» GOAL: Only the lines holding the string "intended" are needed. Copy each one.

(Data excerpts)
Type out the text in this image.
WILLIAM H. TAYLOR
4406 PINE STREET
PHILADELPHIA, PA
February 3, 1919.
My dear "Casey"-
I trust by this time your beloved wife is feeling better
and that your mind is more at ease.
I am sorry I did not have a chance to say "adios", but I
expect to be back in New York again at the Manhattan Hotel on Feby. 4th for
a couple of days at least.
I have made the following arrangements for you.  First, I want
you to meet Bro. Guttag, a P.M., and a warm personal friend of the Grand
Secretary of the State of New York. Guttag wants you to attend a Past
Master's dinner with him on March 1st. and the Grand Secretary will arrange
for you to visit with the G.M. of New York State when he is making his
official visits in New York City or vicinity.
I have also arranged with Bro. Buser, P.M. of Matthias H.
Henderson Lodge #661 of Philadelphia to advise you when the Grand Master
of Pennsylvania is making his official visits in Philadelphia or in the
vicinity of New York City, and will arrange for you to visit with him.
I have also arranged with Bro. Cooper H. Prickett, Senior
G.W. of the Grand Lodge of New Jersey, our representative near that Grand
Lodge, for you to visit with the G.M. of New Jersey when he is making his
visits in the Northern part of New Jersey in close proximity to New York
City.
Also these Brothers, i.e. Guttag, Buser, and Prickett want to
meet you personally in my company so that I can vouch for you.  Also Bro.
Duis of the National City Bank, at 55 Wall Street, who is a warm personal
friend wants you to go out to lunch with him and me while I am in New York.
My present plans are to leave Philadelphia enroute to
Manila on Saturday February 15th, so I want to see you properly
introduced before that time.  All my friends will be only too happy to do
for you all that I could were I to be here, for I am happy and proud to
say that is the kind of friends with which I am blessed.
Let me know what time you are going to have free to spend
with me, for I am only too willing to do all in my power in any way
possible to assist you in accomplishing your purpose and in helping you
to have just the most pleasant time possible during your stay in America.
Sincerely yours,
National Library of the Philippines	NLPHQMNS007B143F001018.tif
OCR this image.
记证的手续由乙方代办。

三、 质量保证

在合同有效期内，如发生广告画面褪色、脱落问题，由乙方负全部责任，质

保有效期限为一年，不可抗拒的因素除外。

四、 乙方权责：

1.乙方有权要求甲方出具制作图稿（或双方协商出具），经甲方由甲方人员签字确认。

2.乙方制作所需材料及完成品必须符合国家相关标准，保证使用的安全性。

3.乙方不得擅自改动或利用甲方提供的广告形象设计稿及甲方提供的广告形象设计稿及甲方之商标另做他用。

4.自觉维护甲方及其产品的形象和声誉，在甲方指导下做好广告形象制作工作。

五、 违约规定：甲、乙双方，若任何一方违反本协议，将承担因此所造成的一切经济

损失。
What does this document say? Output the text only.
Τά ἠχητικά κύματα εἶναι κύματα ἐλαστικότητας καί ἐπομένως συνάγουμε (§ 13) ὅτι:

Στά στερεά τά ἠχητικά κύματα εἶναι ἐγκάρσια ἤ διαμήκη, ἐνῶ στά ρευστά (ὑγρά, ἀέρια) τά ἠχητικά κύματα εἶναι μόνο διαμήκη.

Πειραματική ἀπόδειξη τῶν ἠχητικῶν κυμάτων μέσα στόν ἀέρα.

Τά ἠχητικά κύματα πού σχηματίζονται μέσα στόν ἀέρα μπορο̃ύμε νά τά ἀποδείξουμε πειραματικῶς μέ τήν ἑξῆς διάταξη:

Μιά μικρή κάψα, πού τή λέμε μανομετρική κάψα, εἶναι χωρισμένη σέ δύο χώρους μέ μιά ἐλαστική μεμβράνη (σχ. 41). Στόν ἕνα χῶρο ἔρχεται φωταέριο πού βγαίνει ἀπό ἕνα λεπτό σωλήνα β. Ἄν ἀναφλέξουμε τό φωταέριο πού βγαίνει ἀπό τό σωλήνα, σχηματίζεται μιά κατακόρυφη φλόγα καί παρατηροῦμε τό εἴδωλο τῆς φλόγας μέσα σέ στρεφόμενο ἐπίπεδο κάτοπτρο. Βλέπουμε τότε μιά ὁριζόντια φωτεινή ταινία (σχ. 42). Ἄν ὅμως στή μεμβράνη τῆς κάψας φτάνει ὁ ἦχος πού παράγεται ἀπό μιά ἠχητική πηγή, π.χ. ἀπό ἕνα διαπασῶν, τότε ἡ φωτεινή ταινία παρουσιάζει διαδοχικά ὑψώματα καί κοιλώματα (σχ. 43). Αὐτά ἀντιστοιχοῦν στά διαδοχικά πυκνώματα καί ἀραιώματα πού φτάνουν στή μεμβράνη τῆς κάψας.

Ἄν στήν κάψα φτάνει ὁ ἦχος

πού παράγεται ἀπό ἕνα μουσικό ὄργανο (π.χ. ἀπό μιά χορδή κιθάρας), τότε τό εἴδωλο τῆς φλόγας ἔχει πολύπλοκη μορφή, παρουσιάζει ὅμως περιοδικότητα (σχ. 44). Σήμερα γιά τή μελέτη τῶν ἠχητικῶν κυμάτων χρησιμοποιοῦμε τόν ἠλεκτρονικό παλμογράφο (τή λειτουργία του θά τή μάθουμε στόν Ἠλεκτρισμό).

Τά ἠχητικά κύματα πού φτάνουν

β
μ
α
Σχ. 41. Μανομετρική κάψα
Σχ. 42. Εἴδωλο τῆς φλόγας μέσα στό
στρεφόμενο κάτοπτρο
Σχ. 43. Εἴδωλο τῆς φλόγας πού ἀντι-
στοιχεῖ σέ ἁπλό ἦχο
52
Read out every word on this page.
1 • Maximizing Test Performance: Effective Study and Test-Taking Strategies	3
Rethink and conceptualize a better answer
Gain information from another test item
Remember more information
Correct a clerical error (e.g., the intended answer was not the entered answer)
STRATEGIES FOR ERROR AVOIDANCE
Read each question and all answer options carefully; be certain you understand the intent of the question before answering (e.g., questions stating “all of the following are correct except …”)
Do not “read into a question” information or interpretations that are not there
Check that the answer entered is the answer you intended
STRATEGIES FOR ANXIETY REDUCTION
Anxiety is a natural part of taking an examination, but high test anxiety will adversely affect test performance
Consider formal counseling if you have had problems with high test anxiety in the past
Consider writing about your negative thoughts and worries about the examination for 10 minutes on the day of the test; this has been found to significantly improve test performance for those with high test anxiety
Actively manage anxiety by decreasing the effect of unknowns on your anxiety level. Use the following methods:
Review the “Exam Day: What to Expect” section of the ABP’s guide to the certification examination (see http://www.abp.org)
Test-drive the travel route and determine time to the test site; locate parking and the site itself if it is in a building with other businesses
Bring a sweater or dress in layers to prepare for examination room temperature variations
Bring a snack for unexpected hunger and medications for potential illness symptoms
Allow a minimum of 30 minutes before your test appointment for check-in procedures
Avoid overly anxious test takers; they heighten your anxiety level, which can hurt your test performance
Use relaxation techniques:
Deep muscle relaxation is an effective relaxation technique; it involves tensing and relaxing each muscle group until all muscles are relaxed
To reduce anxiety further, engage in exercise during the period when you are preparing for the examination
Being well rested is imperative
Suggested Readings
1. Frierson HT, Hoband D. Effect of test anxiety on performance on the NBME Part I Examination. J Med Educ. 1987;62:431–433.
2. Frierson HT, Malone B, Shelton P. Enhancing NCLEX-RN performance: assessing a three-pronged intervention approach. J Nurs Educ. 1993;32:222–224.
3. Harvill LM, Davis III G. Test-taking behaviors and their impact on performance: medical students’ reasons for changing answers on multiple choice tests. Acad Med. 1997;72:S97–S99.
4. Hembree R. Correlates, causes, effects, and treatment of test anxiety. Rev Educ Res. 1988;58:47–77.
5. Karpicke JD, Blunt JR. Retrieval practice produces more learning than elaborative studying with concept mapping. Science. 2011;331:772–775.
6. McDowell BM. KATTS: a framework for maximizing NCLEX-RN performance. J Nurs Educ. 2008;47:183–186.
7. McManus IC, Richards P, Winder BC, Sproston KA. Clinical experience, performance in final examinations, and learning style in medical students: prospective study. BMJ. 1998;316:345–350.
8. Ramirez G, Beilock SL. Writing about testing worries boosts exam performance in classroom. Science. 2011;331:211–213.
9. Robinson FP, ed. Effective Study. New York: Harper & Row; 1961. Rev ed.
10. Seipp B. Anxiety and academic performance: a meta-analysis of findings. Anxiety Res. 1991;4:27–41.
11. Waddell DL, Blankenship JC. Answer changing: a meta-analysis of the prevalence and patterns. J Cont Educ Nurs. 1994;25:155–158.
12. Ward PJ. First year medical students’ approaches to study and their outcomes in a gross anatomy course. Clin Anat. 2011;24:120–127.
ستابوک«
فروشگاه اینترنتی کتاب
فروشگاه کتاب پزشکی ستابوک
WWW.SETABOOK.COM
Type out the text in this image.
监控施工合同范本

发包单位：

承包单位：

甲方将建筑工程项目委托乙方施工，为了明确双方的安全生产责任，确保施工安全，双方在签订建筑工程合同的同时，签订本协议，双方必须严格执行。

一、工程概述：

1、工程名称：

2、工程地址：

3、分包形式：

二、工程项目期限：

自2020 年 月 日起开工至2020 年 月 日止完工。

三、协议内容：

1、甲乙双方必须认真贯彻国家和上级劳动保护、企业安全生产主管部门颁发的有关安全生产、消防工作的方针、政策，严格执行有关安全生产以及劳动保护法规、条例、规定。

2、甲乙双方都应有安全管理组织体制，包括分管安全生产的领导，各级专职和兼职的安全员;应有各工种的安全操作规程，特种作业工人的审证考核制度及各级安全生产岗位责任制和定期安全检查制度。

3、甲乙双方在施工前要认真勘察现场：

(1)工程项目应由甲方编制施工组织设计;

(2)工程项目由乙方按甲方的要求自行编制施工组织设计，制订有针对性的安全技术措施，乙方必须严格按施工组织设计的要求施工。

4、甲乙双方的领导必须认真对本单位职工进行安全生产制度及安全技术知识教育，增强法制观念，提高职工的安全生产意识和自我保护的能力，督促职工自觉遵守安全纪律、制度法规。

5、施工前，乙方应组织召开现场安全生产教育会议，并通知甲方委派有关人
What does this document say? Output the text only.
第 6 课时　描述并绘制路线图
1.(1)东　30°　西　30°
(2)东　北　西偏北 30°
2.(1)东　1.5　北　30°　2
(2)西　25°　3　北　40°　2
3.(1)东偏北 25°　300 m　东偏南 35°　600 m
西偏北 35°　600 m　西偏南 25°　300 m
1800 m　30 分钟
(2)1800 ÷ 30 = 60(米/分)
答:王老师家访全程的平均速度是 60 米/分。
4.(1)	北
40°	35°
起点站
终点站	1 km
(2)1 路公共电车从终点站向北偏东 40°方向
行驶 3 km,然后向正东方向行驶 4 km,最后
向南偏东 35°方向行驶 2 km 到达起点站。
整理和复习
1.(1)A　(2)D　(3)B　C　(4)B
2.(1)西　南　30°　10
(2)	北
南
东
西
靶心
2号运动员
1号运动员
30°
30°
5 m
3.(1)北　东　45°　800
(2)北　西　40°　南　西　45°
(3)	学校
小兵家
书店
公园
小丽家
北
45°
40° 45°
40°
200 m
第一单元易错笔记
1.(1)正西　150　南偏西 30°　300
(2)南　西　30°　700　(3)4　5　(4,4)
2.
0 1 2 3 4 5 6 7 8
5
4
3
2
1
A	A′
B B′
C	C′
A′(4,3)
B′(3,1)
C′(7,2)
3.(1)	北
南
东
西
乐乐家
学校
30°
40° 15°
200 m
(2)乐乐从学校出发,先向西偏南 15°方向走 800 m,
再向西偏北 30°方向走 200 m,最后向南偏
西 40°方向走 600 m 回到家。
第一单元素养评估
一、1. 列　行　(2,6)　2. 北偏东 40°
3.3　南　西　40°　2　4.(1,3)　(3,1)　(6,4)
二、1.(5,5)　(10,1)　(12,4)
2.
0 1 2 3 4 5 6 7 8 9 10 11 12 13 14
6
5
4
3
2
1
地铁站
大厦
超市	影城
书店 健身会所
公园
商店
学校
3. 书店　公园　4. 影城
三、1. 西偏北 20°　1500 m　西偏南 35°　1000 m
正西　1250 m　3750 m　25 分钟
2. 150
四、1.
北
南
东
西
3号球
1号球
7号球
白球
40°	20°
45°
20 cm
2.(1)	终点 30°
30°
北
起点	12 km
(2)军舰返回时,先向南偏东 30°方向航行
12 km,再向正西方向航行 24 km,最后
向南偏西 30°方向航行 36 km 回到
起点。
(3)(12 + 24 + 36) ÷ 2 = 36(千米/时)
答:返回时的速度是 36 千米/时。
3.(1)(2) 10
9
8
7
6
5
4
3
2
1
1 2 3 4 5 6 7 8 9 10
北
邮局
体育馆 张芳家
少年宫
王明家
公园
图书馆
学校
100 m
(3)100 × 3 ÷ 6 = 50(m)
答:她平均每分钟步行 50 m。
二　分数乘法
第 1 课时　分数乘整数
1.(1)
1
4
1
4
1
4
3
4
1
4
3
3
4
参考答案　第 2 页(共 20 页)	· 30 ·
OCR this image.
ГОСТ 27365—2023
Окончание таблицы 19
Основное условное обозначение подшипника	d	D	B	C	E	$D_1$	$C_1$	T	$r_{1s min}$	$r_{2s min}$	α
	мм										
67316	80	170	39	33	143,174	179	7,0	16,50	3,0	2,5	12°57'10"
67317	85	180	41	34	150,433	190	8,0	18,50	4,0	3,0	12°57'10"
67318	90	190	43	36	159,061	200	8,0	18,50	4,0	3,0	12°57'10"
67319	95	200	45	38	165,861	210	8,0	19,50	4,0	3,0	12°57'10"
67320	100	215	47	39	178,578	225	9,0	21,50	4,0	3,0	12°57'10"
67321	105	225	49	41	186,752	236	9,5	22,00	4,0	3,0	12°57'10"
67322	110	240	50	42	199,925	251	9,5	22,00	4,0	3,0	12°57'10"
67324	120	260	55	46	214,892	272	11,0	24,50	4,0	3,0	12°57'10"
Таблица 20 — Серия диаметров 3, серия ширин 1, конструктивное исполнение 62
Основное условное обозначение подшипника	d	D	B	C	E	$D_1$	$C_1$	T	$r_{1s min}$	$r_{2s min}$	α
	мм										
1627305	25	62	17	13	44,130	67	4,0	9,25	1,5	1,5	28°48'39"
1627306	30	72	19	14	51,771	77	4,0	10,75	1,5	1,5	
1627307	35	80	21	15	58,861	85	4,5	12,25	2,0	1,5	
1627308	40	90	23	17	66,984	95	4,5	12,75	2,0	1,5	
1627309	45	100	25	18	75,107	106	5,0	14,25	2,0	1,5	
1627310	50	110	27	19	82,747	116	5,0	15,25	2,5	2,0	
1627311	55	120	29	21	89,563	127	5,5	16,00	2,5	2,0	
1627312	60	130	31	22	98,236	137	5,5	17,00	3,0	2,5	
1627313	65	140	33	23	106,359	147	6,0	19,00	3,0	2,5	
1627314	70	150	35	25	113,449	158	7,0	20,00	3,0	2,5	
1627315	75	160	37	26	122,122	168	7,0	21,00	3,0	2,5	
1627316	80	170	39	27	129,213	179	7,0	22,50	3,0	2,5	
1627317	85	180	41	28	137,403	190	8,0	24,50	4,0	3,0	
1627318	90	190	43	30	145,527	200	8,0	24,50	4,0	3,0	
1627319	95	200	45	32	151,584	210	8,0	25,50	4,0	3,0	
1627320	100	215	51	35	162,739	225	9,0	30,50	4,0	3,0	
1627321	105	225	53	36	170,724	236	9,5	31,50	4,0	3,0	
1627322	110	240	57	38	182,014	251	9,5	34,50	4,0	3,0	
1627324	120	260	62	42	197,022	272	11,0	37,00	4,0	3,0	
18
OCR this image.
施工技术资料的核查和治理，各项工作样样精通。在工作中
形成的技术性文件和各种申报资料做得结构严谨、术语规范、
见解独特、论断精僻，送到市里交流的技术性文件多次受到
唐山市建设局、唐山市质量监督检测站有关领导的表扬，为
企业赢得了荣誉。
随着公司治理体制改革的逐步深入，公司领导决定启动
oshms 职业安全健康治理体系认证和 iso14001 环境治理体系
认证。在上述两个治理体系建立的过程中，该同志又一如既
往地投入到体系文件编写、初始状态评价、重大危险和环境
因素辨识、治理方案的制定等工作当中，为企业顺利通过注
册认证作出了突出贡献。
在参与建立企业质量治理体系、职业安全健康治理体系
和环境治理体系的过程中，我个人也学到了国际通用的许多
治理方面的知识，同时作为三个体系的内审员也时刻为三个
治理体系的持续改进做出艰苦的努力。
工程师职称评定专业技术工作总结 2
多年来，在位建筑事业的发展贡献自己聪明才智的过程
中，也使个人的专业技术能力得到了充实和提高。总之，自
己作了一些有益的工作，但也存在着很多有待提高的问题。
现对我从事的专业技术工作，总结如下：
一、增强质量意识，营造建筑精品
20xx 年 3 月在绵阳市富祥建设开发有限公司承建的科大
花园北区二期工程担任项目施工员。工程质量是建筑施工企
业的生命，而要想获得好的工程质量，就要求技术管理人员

» EXERCISE RESULT:
Correct a clerical error (e.g., the intended answer was not the entered answer)
Check that the answer entered is the answer you intended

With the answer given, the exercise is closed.